Tally the lines that hold the string "JSON", and reply with the count alone.

━━━━━━━━━━

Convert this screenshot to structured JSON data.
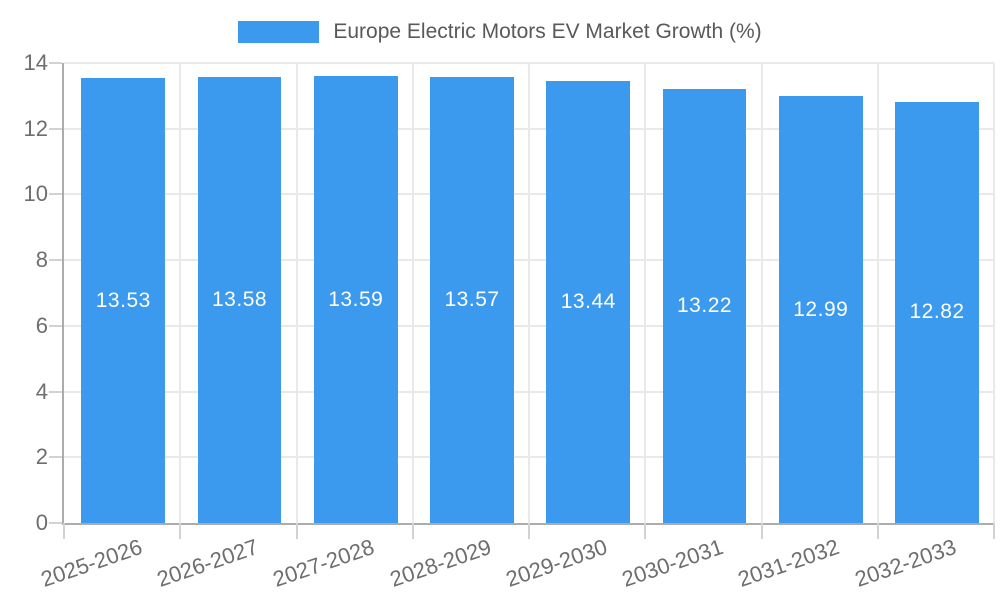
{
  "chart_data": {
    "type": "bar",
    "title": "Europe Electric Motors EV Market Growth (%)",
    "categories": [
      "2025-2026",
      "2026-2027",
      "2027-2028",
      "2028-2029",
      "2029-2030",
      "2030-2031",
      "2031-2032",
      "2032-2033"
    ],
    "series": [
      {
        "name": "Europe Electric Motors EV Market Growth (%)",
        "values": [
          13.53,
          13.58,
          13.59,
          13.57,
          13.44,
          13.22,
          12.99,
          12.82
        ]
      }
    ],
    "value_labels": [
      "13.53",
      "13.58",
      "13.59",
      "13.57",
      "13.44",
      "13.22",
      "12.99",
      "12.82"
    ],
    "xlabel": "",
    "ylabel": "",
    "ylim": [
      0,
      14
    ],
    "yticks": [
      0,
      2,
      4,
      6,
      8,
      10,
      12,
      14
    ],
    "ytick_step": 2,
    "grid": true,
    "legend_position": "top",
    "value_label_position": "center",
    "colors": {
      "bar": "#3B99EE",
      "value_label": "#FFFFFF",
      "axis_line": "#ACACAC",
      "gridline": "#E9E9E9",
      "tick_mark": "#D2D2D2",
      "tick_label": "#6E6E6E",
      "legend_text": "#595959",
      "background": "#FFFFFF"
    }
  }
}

━━━━━━━━━━

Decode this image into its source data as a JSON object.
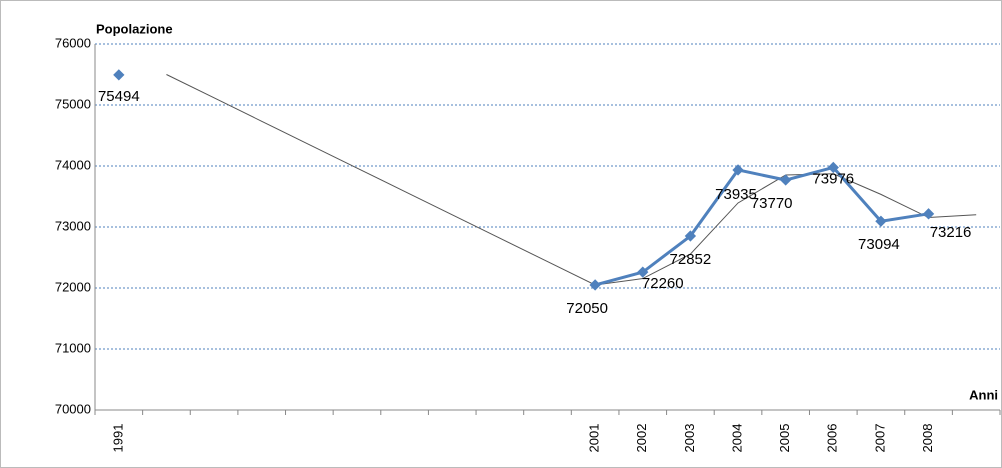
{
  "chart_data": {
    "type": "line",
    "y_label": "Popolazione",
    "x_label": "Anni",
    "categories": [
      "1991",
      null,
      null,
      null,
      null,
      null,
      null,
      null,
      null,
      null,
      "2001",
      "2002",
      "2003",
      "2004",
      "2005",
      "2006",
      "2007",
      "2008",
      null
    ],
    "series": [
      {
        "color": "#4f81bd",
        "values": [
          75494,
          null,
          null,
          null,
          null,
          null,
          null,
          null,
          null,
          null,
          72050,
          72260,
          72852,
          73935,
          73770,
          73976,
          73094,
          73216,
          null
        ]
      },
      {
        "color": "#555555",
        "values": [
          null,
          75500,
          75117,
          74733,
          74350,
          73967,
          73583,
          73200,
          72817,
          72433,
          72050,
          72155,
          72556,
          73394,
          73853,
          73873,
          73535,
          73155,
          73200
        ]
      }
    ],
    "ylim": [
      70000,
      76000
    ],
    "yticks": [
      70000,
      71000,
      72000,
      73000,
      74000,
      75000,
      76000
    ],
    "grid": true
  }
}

━━━━━━━━━━

Response below
2